**GOAL OF THE EXERCISE**
Pick out the lines below that contain the string "Piaget" and copy them all.

**WORKING DATA**

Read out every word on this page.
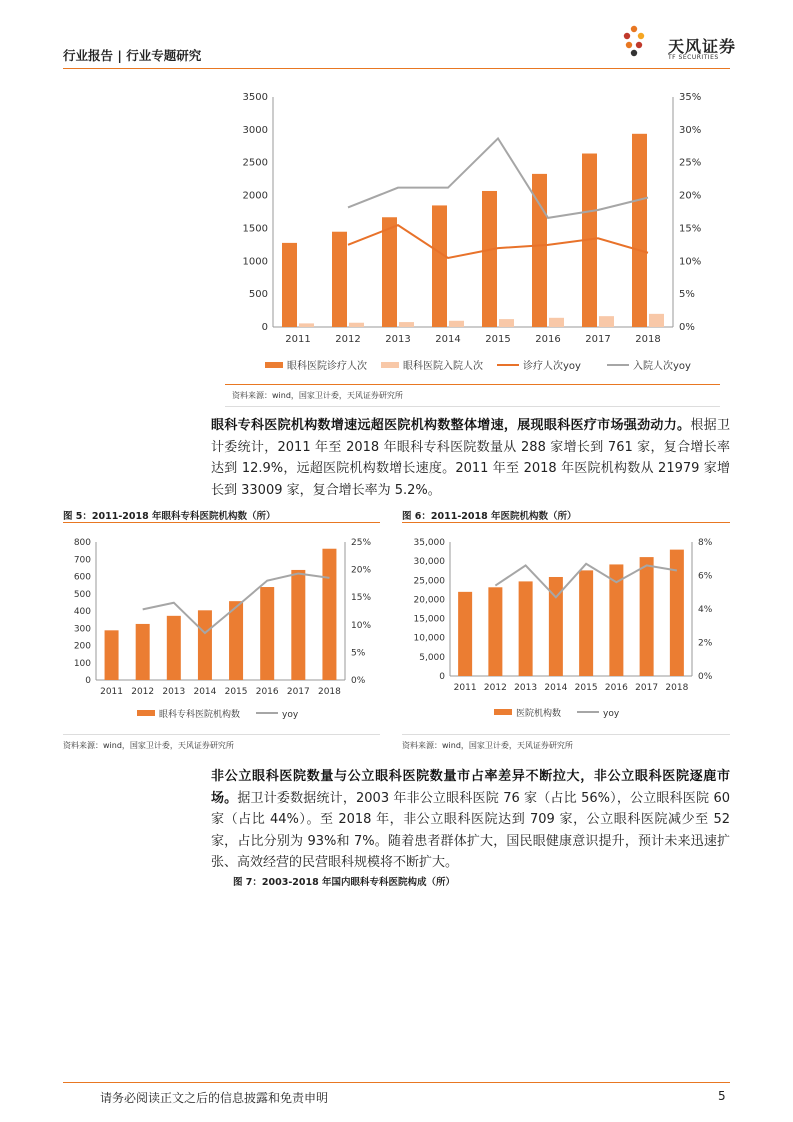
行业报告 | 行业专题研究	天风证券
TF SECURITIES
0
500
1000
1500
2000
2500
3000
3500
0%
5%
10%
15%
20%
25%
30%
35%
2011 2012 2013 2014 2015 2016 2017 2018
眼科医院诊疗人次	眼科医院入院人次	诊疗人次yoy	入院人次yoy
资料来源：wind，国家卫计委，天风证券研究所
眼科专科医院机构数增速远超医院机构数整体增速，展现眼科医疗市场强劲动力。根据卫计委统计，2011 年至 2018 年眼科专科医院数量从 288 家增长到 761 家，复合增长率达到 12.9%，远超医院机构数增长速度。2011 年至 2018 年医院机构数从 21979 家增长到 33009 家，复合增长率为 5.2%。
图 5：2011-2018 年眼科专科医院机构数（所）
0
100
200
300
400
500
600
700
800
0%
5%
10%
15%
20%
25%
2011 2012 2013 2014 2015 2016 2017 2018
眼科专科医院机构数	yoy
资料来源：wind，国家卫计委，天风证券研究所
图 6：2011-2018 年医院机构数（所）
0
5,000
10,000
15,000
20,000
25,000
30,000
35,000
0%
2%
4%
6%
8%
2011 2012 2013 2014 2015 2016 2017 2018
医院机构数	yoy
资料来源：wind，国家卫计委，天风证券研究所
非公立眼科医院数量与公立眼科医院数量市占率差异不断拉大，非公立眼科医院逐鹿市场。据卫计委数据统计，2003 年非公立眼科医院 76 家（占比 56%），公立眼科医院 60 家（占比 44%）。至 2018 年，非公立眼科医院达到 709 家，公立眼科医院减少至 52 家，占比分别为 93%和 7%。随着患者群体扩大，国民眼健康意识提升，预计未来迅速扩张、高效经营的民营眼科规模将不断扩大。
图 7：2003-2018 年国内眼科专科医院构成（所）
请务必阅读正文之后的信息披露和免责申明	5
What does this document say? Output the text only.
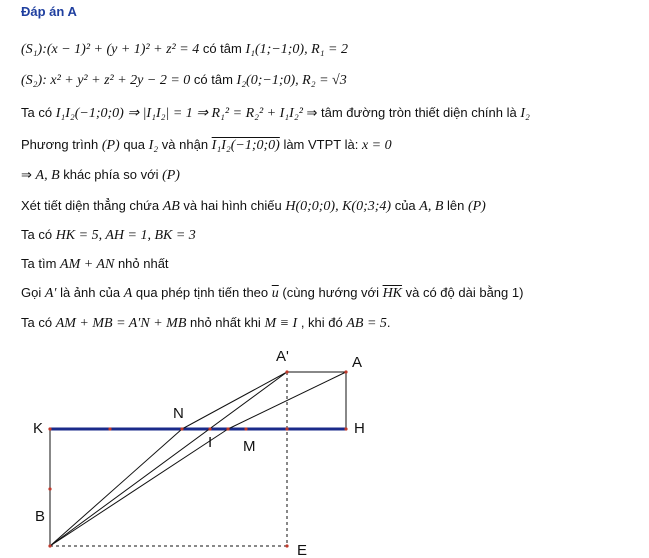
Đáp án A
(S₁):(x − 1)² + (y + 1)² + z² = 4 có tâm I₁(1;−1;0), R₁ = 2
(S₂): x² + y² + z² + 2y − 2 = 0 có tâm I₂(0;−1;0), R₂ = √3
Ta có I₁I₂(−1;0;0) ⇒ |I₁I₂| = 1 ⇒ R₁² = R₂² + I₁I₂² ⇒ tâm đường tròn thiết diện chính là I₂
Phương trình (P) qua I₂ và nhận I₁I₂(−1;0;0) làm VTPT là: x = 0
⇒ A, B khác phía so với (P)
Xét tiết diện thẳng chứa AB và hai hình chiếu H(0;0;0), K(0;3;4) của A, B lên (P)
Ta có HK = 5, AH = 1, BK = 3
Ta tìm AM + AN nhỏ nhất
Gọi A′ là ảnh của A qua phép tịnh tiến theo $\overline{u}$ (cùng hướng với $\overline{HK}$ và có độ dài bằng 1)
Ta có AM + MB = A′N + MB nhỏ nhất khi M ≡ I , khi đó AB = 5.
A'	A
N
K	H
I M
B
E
---
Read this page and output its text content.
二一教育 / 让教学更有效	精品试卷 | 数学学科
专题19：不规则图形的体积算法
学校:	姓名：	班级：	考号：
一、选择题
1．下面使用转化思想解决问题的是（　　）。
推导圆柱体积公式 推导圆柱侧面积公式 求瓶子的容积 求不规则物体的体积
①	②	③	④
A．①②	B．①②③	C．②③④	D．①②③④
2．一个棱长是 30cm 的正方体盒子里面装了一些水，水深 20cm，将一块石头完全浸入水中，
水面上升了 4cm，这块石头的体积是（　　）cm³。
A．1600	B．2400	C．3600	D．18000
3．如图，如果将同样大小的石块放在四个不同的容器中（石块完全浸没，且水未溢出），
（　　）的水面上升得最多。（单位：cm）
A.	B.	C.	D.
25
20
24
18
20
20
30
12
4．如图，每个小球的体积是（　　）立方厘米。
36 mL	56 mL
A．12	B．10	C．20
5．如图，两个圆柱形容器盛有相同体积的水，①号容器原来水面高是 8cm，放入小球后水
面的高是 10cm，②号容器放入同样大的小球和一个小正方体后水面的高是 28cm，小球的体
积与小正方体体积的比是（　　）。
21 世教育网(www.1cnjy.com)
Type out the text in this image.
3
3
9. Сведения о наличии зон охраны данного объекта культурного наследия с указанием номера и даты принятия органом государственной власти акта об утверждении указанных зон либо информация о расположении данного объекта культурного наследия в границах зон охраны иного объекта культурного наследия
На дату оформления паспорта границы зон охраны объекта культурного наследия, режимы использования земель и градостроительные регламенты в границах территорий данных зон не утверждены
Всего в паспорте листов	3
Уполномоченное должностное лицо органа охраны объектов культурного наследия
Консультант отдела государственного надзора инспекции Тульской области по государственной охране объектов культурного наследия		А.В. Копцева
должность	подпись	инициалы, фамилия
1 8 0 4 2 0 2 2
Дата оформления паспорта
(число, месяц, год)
...
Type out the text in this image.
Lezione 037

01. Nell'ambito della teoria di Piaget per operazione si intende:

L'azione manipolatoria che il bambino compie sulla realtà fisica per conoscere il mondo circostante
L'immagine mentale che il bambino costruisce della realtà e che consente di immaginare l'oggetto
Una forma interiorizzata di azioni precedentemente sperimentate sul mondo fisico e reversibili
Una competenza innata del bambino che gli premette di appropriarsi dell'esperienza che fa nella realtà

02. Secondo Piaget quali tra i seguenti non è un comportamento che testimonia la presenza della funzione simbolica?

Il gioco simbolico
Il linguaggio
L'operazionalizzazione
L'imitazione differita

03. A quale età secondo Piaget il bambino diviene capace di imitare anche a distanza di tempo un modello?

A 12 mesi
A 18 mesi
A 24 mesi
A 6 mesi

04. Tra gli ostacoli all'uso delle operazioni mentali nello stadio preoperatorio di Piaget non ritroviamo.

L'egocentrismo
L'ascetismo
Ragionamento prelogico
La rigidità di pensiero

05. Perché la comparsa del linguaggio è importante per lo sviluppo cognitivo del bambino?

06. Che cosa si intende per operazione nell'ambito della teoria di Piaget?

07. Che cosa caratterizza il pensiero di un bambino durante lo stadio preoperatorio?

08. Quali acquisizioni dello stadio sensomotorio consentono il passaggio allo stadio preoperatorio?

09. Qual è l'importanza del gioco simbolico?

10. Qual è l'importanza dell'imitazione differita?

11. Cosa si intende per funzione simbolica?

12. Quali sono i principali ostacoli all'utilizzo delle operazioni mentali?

**CORRECT RESPONSE**
01. Nell'ambito della teoria di Piaget per operazione si intende:
02. Secondo Piaget quali tra i seguenti non è un comportamento che testimonia la presenza della funzione simbolica?
03. A quale età secondo Piaget il bambino diviene capace di imitare anche a distanza di tempo un modello?
04. Tra gli ostacoli all'uso delle operazioni mentali nello stadio preoperatorio di Piaget non ritroviamo.
06. Che cosa si intende per operazione nell'ambito della teoria di Piaget?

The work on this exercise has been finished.